**Text shown**
▼
Us Weekly

Ashley Tisdale's Mom Group Drama Inspires New Comedy ‘Toxic Moms'

Ashley Tisdale is taking her mom group drama to the small screen.

Deadline reported on Thursday, July 2, that Tisdale, 41, has teamed up with Sabrina Jalees and Ali Wong for Toxic Moms, a comedy series that has landed at Netflix for development.

Toxic Moms, which was written by Jalees, is a half-hour series following a sleep-deprived new mom who crosses paths with a group of wealthy mothers who are revealed to have a darker side. Per Deadline, the logline asks, "In the isolation of motherhood, how far would you go to taste community?"

Tisdale, who is expected to star on the show, will also executive produce alongside Jalees and Wong. Deadline reported that Wong may direct if the comedy gets picked up to series.

Tisdale made headlines in January when she published a bombshell essay with The Cut, titled "Breaking Up With My Toxic Mom Group."

"I remember being left out of a couple of group hangs, and I knew about them because Instagram made sure it fed me every single photo and Instagram Story," Tisdale wrote at the time. "I was starting to feel frozen out of the group, noticing every way that they seemed to exclude me. … I told myself it was all in my head, and it wasn't a big deal. And yet, I could sense a growing distance between me and the other members of the group, who seemed to not even care that I wasn't around much."
▲
**Instructions for the task**
Reproduce everything in the Toxic Moms article from "Toxic Moms, which" down to "up to series.". The items that come next are separate material, not part of the article about the Toxic Moms comedy.

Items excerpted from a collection
▼
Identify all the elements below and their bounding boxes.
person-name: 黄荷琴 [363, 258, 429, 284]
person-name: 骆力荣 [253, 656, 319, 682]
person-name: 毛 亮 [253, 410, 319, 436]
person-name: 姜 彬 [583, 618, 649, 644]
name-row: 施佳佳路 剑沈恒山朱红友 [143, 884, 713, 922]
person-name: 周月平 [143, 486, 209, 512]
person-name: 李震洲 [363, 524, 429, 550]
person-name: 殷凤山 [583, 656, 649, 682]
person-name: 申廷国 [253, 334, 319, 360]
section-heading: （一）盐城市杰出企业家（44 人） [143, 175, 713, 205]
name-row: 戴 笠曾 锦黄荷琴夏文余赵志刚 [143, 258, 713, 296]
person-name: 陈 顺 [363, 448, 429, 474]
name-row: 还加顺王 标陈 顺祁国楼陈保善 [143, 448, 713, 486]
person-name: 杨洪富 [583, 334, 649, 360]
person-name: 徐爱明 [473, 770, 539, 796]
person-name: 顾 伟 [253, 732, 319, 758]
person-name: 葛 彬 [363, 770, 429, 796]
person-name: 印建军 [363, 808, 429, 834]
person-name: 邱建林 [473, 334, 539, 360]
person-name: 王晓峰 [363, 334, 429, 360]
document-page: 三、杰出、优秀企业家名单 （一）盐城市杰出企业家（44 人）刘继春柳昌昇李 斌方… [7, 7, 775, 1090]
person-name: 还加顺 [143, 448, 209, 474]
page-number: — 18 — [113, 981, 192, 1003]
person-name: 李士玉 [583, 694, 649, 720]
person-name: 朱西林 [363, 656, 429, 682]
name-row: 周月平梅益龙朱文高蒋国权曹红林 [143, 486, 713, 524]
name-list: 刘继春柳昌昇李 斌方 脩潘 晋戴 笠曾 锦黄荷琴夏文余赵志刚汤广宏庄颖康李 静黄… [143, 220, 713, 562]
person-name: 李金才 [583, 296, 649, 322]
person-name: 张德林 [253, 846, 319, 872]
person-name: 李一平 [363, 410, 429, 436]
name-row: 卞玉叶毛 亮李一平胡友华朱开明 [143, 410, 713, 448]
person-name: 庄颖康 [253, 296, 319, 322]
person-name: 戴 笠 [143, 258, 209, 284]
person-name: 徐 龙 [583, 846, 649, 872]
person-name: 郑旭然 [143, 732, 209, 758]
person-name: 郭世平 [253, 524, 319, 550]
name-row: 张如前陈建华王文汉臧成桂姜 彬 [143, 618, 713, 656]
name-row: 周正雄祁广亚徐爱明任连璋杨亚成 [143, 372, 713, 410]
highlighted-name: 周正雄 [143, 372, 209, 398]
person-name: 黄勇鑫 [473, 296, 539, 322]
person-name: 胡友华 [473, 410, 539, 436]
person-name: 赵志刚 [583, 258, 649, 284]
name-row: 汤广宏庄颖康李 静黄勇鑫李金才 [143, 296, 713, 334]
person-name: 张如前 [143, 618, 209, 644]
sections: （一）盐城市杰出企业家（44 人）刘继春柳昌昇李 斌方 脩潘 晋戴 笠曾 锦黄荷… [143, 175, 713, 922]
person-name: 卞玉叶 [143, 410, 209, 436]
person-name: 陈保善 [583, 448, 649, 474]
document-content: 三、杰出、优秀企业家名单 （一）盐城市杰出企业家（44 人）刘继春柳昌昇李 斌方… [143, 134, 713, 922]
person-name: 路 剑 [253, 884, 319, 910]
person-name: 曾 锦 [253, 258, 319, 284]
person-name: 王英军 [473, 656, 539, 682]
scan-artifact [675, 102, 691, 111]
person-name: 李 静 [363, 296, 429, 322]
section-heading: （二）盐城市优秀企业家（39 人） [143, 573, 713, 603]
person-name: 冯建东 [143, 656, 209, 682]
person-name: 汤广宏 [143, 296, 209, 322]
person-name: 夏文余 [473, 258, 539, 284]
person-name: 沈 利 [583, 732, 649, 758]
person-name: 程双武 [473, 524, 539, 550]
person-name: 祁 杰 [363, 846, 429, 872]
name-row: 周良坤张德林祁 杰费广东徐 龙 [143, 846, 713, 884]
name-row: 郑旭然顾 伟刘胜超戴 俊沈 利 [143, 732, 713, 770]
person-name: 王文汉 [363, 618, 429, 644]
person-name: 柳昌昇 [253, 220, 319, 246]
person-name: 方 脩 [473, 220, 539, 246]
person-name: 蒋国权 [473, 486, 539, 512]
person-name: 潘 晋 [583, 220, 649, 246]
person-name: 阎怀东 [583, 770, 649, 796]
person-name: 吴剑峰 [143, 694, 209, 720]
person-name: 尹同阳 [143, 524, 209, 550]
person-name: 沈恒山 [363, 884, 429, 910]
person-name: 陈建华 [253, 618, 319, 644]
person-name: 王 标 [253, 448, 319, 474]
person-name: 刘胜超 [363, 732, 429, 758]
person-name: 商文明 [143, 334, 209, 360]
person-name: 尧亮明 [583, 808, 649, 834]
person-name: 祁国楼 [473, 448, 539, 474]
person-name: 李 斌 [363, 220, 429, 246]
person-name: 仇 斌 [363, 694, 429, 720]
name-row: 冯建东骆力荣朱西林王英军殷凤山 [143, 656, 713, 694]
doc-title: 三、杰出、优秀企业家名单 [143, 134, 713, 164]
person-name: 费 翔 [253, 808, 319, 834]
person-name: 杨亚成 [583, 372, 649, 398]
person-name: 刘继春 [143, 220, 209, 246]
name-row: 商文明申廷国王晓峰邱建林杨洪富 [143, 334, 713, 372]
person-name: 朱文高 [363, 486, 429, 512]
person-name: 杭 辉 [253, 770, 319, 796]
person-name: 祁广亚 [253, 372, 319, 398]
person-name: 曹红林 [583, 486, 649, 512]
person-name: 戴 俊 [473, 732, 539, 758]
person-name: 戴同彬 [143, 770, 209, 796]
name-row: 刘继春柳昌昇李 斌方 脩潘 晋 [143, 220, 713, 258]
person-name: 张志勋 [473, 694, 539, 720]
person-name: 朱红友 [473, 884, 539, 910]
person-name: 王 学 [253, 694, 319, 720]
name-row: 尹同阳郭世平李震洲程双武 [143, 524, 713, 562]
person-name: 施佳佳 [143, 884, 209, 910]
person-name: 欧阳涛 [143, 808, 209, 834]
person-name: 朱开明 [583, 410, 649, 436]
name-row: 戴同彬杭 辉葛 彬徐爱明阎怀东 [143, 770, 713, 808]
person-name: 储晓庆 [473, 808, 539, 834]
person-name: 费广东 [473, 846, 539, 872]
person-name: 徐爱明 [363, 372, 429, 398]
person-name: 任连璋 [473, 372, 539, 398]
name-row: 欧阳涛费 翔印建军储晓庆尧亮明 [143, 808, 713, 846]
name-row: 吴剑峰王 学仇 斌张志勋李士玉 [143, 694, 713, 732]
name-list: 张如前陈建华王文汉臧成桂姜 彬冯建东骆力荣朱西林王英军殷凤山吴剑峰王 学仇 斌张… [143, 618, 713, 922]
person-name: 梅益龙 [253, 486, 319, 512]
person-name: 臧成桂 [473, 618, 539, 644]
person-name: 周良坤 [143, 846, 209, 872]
▲
**Answer section**
Toxic Moms, which was written by Jalees, is a half-hour series following a sleep-deprived new mom who crosses paths with a group of wealthy mothers who are revealed to have a darker side. Per Deadline, the logline asks, "In the isolation of motherhood, how far would you go to taste community?"

Tisdale, who is expected to star on the show, will also executive produce alongside Jalees and Wong. Deadline reported that Wong may direct if the comedy gets picked up to series.